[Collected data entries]

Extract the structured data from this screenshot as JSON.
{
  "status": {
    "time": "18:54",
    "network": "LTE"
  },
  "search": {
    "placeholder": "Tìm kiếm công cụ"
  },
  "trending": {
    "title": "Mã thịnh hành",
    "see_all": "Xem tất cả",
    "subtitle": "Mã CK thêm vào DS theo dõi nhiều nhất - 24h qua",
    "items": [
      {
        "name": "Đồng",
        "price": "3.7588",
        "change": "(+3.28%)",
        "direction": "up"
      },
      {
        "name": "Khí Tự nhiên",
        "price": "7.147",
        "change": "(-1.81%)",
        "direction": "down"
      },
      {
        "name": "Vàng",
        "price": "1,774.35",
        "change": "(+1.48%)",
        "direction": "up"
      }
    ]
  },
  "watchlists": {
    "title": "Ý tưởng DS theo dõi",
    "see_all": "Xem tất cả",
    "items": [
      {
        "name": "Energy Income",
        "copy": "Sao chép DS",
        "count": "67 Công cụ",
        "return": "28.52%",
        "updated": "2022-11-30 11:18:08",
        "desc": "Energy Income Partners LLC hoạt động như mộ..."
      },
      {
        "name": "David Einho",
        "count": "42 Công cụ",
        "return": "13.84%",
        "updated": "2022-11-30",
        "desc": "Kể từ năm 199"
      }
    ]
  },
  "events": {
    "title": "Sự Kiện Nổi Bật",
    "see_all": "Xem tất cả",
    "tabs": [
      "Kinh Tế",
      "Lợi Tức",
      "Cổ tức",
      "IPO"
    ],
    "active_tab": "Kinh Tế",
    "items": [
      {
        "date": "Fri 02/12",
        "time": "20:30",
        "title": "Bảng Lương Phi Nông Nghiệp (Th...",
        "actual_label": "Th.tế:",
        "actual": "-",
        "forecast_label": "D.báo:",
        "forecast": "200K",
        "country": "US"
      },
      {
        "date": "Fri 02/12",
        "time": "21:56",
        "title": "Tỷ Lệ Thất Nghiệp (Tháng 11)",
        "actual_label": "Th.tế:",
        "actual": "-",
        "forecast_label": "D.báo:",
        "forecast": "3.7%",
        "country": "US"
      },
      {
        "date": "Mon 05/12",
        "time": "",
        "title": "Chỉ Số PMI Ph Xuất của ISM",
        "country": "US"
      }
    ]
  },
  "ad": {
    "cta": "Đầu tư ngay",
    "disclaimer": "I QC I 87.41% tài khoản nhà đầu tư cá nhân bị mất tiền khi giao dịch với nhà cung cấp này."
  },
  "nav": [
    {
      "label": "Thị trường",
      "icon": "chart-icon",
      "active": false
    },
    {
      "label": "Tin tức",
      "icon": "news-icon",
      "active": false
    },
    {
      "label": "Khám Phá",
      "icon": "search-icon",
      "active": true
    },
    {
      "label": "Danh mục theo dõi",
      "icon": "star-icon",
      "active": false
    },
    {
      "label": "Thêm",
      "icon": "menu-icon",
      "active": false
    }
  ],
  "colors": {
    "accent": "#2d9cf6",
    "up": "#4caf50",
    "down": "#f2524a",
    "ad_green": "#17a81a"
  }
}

STATED TASK:
Copy every record exactly, with nothing added or dropped.

SOLUTION TO THE EXERCISE:
Extract the structured data from this screenshot as JSON.
{
  "status": {
    "time": "18:54",
    "network": "LTE"
  },
  "search": {
    "placeholder": "Tìm kiếm công cụ"
  },
  "trending": {
    "title": "Mã thịnh hành",
    "see_all": "Xem tất cả",
    "subtitle": "Mã CK thêm vào DS theo dõi nhiều nhất - 24h qua",
    "items": [
      {
        "name": "Đồng",
        "price": "3.7588",
        "change": "(+3.28%)",
        "direction": "up"
      },
      {
        "name": "Khí Tự nhiên",
        "price": "7.147",
        "change": "(-1.81%)",
        "direction": "down"
      },
      {
        "name": "Vàng",
        "price": "1,774.35",
        "change": "(+1.48%)",
        "direction": "up"
      }
    ]
  },
  "watchlists": {
    "title": "Ý tưởng DS theo dõi",
    "see_all": "Xem tất cả",
    "items": [
      {
        "name": "Energy Income",
        "copy": "Sao chép DS",
        "count": "67 Công cụ",
        "return": "28.52%",
        "updated": "2022-11-30 11:18:08",
        "desc": "Energy Income Partners LLC hoạt động như mộ..."
      },
      {
        "name": "David Einho",
        "count": "42 Công cụ",
        "return": "13.84%",
        "updated": "2022-11-30",
        "desc": "Kể từ năm 199"
      }
    ]
  },
  "events": {
    "title": "Sự Kiện Nổi Bật",
    "see_all": "Xem tất cả",
    "tabs": [
      "Kinh Tế",
      "Lợi Tức",
      "Cổ tức",
      "IPO"
    ],
    "active_tab": "Kinh Tế",
    "items": [
      {
        "date": "Fri 02/12",
        "time": "20:30",
        "title": "Bảng Lương Phi Nông Nghiệp (Th...",
        "actual_label": "Th.tế:",
        "actual": "-",
        "forecast_label": "D.báo:",
        "forecast": "200K",
        "country": "US"
      },
      {
        "date": "Fri 02/12",
        "time": "21:56",
        "title": "Tỷ Lệ Thất Nghiệp (Tháng 11)",
        "actual_label": "Th.tế:",
        "actual": "-",
        "forecast_label": "D.báo:",
        "forecast": "3.7%",
        "country": "US"
      },
      {
        "date": "Mon 05/12",
        "time": "",
        "title": "Chỉ Số PMI Ph Xuất của ISM",
        "country": "US"
      }
    ]
  },
  "ad": {
    "cta": "Đầu tư ngay",
    "disclaimer": "I QC I 87.41% tài khoản nhà đầu tư cá nhân bị mất tiền khi giao dịch với nhà cung cấp này."
  },
  "nav": [
    {
      "label": "Thị trường",
      "icon": "chart-icon",
      "active": false
    },
    {
      "label": "Tin tức",
      "icon": "news-icon",
      "active": false
    },
    {
      "label": "Khám Phá",
      "icon": "search-icon",
      "active": true
    },
    {
      "label": "Danh mục theo dõi",
      "icon": "star-icon",
      "active": false
    },
    {
      "label": "Thêm",
      "icon": "menu-icon",
      "active": false
    }
  ],
  "colors": {
    "accent": "#2d9cf6",
    "up": "#4caf50",
    "down": "#f2524a",
    "ad_green": "#17a81a"
  }
}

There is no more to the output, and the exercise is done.